> Your task: Repeat every row below word for word, leaving out the pictures.

━━━ Material supplied

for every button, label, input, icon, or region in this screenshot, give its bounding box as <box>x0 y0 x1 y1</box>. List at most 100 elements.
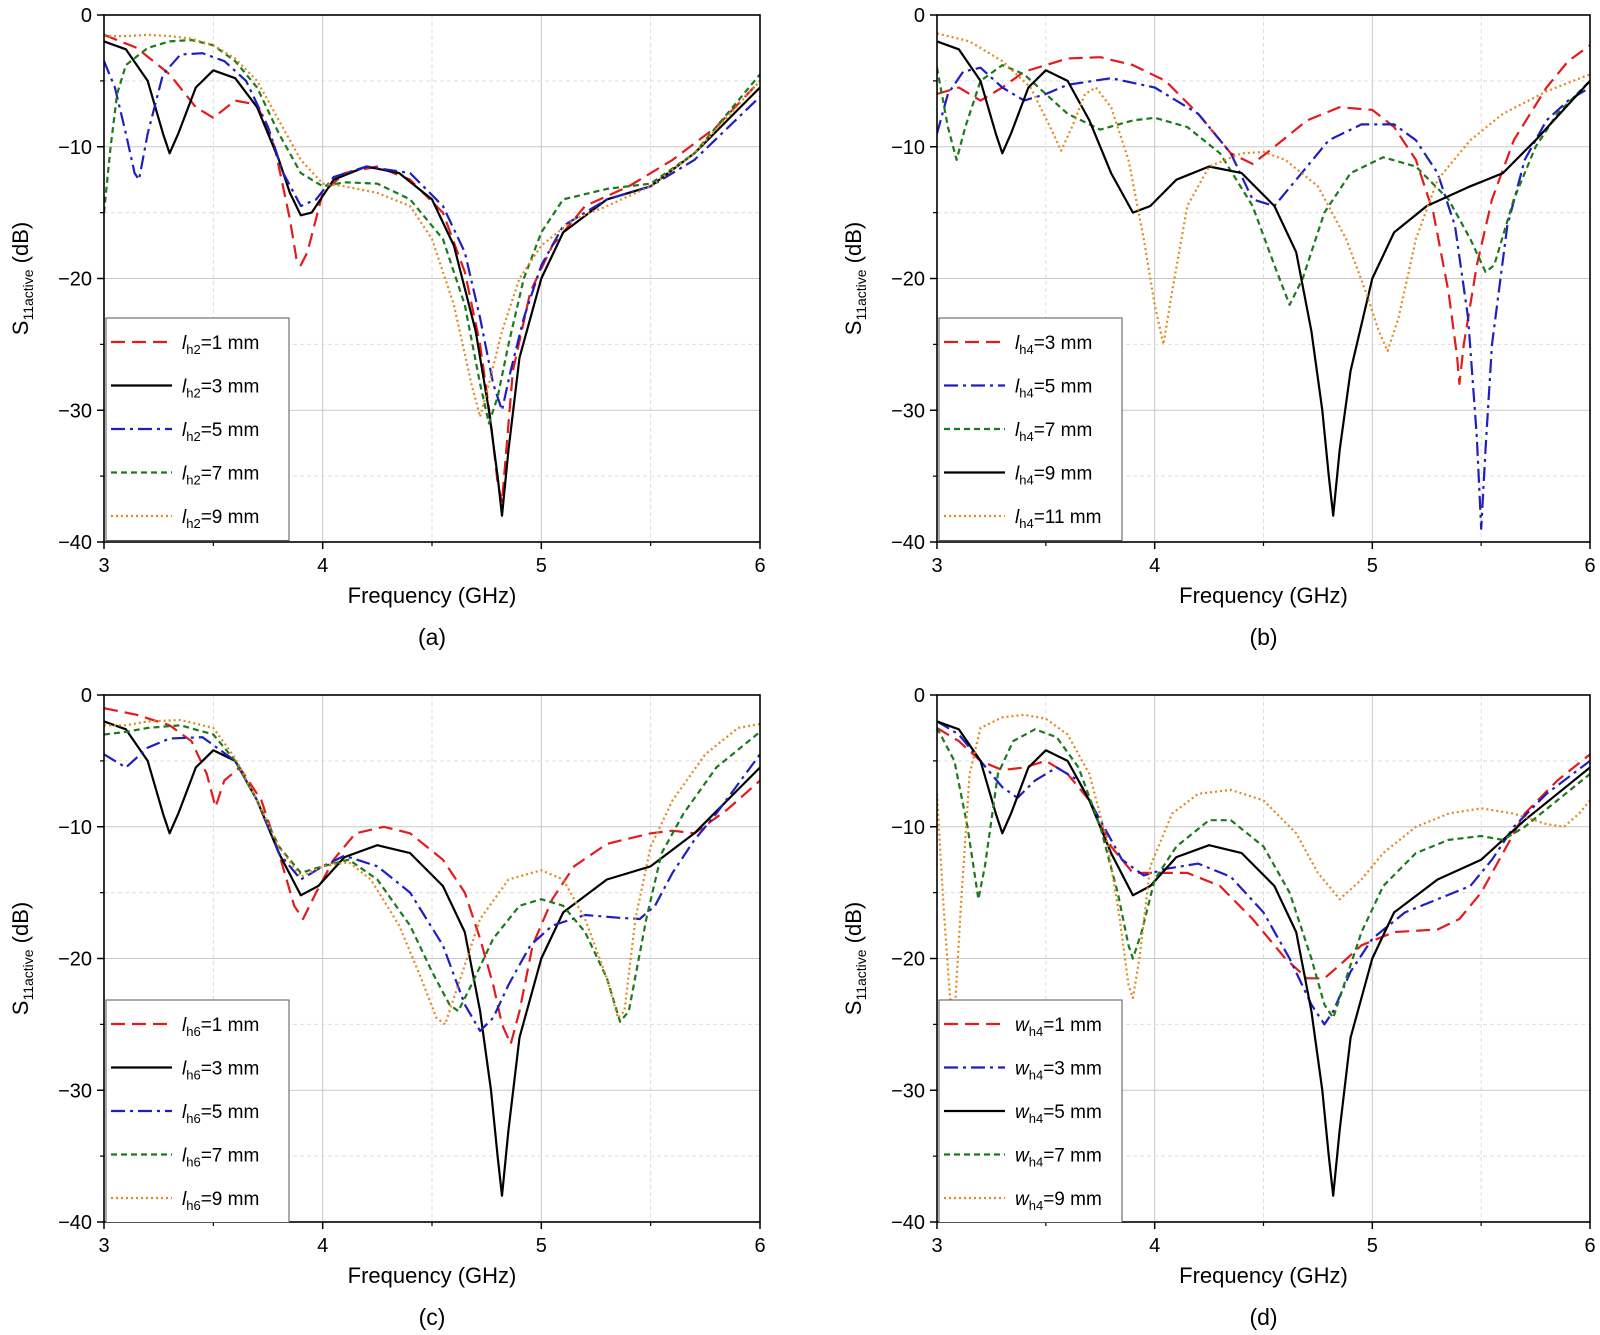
legend-value: =9 mm <box>1043 1189 1102 1210</box>
x-tick-label: 3 <box>931 1235 942 1257</box>
y-tick-label: −40 <box>891 532 925 554</box>
legend-sub: h4 <box>1029 1068 1043 1083</box>
series-line-1 <box>104 707 760 1046</box>
legend-label-5: lh4=11 mm <box>1015 507 1101 531</box>
x-tick-label: 6 <box>754 1235 765 1257</box>
y-tick-label: −30 <box>58 400 92 422</box>
legend-sub: h4 <box>1019 473 1033 488</box>
legend-box <box>105 317 290 541</box>
legend-var: l <box>182 464 187 485</box>
legend-value: =5 mm <box>1043 1102 1102 1123</box>
legend-label-1: lh4=3 mm <box>1015 333 1092 357</box>
y-tick-label: 0 <box>914 5 925 27</box>
legend-value: =9 mm <box>201 507 260 528</box>
legend-var: l <box>182 1146 187 1167</box>
y-tick-label: −30 <box>891 1080 925 1102</box>
series-group <box>104 33 760 517</box>
legend-var: l <box>1015 377 1020 398</box>
y-tick-label: −20 <box>58 269 92 291</box>
legend-sub: h6 <box>186 1111 200 1126</box>
x-tick-label: 5 <box>1367 555 1378 577</box>
series-line-5 <box>937 713 1590 1019</box>
legend-label-2: lh6=3 mm <box>182 1059 259 1083</box>
legend-sub: h6 <box>186 1198 200 1213</box>
legend-label-5: wh4=9 mm <box>1015 1189 1102 1213</box>
legend-var: l <box>1015 333 1020 354</box>
chart-panel-2: 3 4 5 6 0 −10 −20 −30 −40 Frequency (GHz) S11activ… <box>841 5 1596 650</box>
legend-value: =7 mm <box>1034 420 1093 441</box>
legend-var: l <box>1015 420 1020 441</box>
series-line-5 <box>104 33 760 418</box>
series-line-5 <box>104 718 760 1026</box>
series-line-3 <box>104 52 760 412</box>
y-axis-title-unit: (dB) <box>841 222 866 270</box>
x-tick-label: 5 <box>536 555 547 577</box>
legend-label-4: lh2=7 mm <box>182 464 259 488</box>
y-axis-title-sub: 11active <box>20 269 36 320</box>
legend-label-4: lh4=9 mm <box>1015 464 1092 488</box>
y-axis-title: S11active (dB) <box>841 222 869 335</box>
x-tick-label: 3 <box>98 1235 109 1257</box>
y-axis-title-sub: 11active <box>853 269 869 320</box>
legend-label-3: lh2=5 mm <box>182 420 259 444</box>
y-axis-title: S11active (dB) <box>841 902 869 1015</box>
x-tick-label: 6 <box>1584 1235 1595 1257</box>
x-tick-label: 4 <box>317 1235 328 1257</box>
y-tick-label: −10 <box>891 817 925 839</box>
legend-sub: h4 <box>1029 1198 1043 1213</box>
y-axis-title-main: S <box>841 321 866 336</box>
y-tick-label: −40 <box>891 1212 925 1234</box>
legend-var: w <box>1015 1189 1030 1210</box>
legend-value: =9 mm <box>201 1189 260 1210</box>
series-group <box>104 707 760 1197</box>
series-line-2 <box>937 720 1590 1026</box>
y-axis-title-main: S <box>8 1001 33 1016</box>
series-line-2 <box>104 720 760 1197</box>
x-axis-title: Frequency (GHz) <box>348 583 517 608</box>
legend-value: =3 mm <box>1034 333 1093 354</box>
x-tick-label: 6 <box>1584 555 1595 577</box>
legend-label-5: lh2=9 mm <box>182 507 259 531</box>
legend-var: l <box>182 420 187 441</box>
legend-label-1: lh2=1 mm <box>182 333 259 357</box>
legend-value: =3 mm <box>201 1059 260 1080</box>
legend-var: w <box>1015 1146 1030 1167</box>
legend-value: =9 mm <box>1034 464 1093 485</box>
legend-var: l <box>182 507 187 528</box>
x-tick-label: 5 <box>1367 1235 1378 1257</box>
series-line-3 <box>937 720 1590 1197</box>
x-tick-label: 4 <box>317 555 328 577</box>
legend-value: =5 mm <box>1034 377 1093 398</box>
series-line-4 <box>104 724 760 1023</box>
legend-sub: h6 <box>186 1155 200 1170</box>
y-tick-label: −10 <box>891 137 925 159</box>
legend-value: =1 mm <box>201 333 260 354</box>
series-group <box>937 32 1590 530</box>
legend-label-1: wh4=1 mm <box>1015 1015 1102 1039</box>
y-axis-title: S11active (dB) <box>8 222 36 335</box>
panel-caption: (a) <box>418 624 446 650</box>
legend-label-4: lh6=7 mm <box>182 1146 259 1170</box>
legend-sub: h4 <box>1019 386 1033 401</box>
y-axis-title-sub: 11active <box>20 949 36 1000</box>
y-tick-label: −20 <box>891 269 925 291</box>
legend-label-2: lh4=5 mm <box>1015 377 1092 401</box>
y-tick-label: −10 <box>58 817 92 839</box>
legend-var: l <box>182 333 187 354</box>
legend-label-3: wh4=5 mm <box>1015 1102 1102 1126</box>
legend-label-4: wh4=7 mm <box>1015 1146 1102 1170</box>
legend-var: l <box>182 1059 187 1080</box>
legend-var: l <box>182 1015 187 1036</box>
chart-panel-3: 3 4 5 6 0 −10 −20 −30 −40 Frequency (GHz) S11activ… <box>8 685 766 1330</box>
y-axis-title-unit: (dB) <box>841 902 866 950</box>
y-tick-label: −20 <box>58 949 92 971</box>
y-tick-label: 0 <box>81 5 92 27</box>
y-tick-label: −20 <box>891 949 925 971</box>
legend-sub: h2 <box>186 429 200 444</box>
legend-var: w <box>1015 1015 1030 1036</box>
panel-caption: (b) <box>1249 624 1277 650</box>
series-line-5 <box>937 32 1590 353</box>
panel-caption: (c) <box>419 1304 446 1330</box>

━━━━━━

> The answer:
for every button, label, input, icon, or region in this screenshot, give its bounding box as <box>x0 y0 x1 y1</box>. List at most 100 elements.
legend-value: =9 mm <box>1043 1189 1102 1210</box>
x-tick-label: 3 <box>931 1235 942 1257</box>
y-tick-label: −40 <box>891 532 925 554</box>
legend-sub: h4 <box>1029 1068 1043 1083</box>
series-line-1 <box>104 707 760 1046</box>
legend-label-5: lh4=11 mm <box>1015 507 1101 531</box>
x-tick-label: 6 <box>754 1235 765 1257</box>
y-tick-label: −30 <box>58 400 92 422</box>
legend-sub: h4 <box>1019 473 1033 488</box>
legend-box <box>105 317 290 541</box>
legend-var: l <box>182 464 187 485</box>
legend-value: =5 mm <box>1043 1102 1102 1123</box>
legend-label-1: lh4=3 mm <box>1015 333 1092 357</box>
y-tick-label: 0 <box>914 5 925 27</box>
legend-value: =9 mm <box>201 507 260 528</box>
legend-var: l <box>182 1146 187 1167</box>
y-tick-label: −30 <box>891 1080 925 1102</box>
series-group <box>104 33 760 517</box>
legend-var: l <box>1015 377 1020 398</box>
y-tick-label: −20 <box>58 269 92 291</box>
legend-sub: h6 <box>186 1111 200 1126</box>
x-tick-label: 5 <box>1367 555 1378 577</box>
series-line-5 <box>937 713 1590 1019</box>
legend-label-2: lh6=3 mm <box>182 1059 259 1083</box>
legend-sub: h6 <box>186 1198 200 1213</box>
legend-label-5: wh4=9 mm <box>1015 1189 1102 1213</box>
legend-var: l <box>1015 333 1020 354</box>
chart-panel-2: 3 4 5 6 0 −10 −20 −30 −40 Frequency (GHz) S11activ… <box>841 5 1596 650</box>
legend-value: =7 mm <box>1034 420 1093 441</box>
legend-var: l <box>1015 420 1020 441</box>
series-line-5 <box>104 33 760 418</box>
series-line-5 <box>104 718 760 1026</box>
series-line-3 <box>104 52 760 412</box>
y-axis-title-unit: (dB) <box>841 222 866 270</box>
x-tick-label: 5 <box>536 555 547 577</box>
legend-label-4: lh2=7 mm <box>182 464 259 488</box>
y-axis-title-sub: 11active <box>20 269 36 320</box>
legend-label-4: lh4=9 mm <box>1015 464 1092 488</box>
y-axis-title: S11active (dB) <box>841 222 869 335</box>
x-tick-label: 3 <box>98 1235 109 1257</box>
y-axis-title-sub: 11active <box>853 269 869 320</box>
legend-label-3: lh2=5 mm <box>182 420 259 444</box>
y-axis-title: S11active (dB) <box>841 902 869 1015</box>
x-tick-label: 6 <box>1584 1235 1595 1257</box>
x-tick-label: 4 <box>317 1235 328 1257</box>
y-tick-label: −10 <box>891 817 925 839</box>
legend-sub: h4 <box>1029 1198 1043 1213</box>
y-axis-title-main: S <box>841 321 866 336</box>
y-tick-label: −40 <box>891 1212 925 1234</box>
legend-var: w <box>1015 1189 1030 1210</box>
legend-value: =9 mm <box>201 1189 260 1210</box>
series-group <box>104 707 760 1197</box>
series-line-2 <box>937 720 1590 1026</box>
y-axis-title-main: S <box>8 1001 33 1016</box>
series-line-2 <box>104 720 760 1197</box>
x-axis-title: Frequency (GHz) <box>348 583 517 608</box>
legend-value: =3 mm <box>1034 333 1093 354</box>
x-tick-label: 6 <box>1584 555 1595 577</box>
legend-label-5: lh2=9 mm <box>182 507 259 531</box>
legend-var: l <box>182 420 187 441</box>
legend-label-1: lh2=1 mm <box>182 333 259 357</box>
legend-value: =3 mm <box>201 1059 260 1080</box>
legend-var: w <box>1015 1146 1030 1167</box>
legend-value: =9 mm <box>1034 464 1093 485</box>
legend-var: l <box>182 507 187 528</box>
x-tick-label: 5 <box>1367 1235 1378 1257</box>
series-line-3 <box>937 720 1590 1197</box>
x-tick-label: 4 <box>317 555 328 577</box>
legend-value: =5 mm <box>1034 377 1093 398</box>
series-line-4 <box>104 724 760 1023</box>
legend-sub: h6 <box>186 1155 200 1170</box>
y-tick-label: −10 <box>891 137 925 159</box>
legend-value: =1 mm <box>201 333 260 354</box>
series-group <box>937 32 1590 530</box>
legend-label-1: wh4=1 mm <box>1015 1015 1102 1039</box>
y-axis-title: S11active (dB) <box>8 222 36 335</box>
panel-caption: (a) <box>418 624 446 650</box>
legend-label-4: lh6=7 mm <box>182 1146 259 1170</box>
legend-sub: h4 <box>1019 386 1033 401</box>
y-axis-title-sub: 11active <box>20 949 36 1000</box>
y-tick-label: −20 <box>891 269 925 291</box>
legend-label-2: lh4=5 mm <box>1015 377 1092 401</box>
y-tick-label: −10 <box>58 817 92 839</box>
legend-var: l <box>182 333 187 354</box>
legend-label-3: wh4=5 mm <box>1015 1102 1102 1126</box>
legend-label-4: wh4=7 mm <box>1015 1146 1102 1170</box>
legend-var: l <box>182 1059 187 1080</box>
legend-var: l <box>182 1015 187 1036</box>
chart-panel-3: 3 4 5 6 0 −10 −20 −30 −40 Frequency (GHz) S11activ… <box>8 685 766 1330</box>
y-axis-title-unit: (dB) <box>841 902 866 950</box>
y-tick-label: −20 <box>58 949 92 971</box>
y-tick-label: 0 <box>81 5 92 27</box>
y-tick-label: −20 <box>891 949 925 971</box>
legend-sub: h2 <box>186 429 200 444</box>
legend-var: w <box>1015 1015 1030 1036</box>
panel-caption: (b) <box>1249 624 1277 650</box>
series-line-5 <box>937 32 1590 353</box>
panel-caption: (c) <box>419 1304 446 1330</box>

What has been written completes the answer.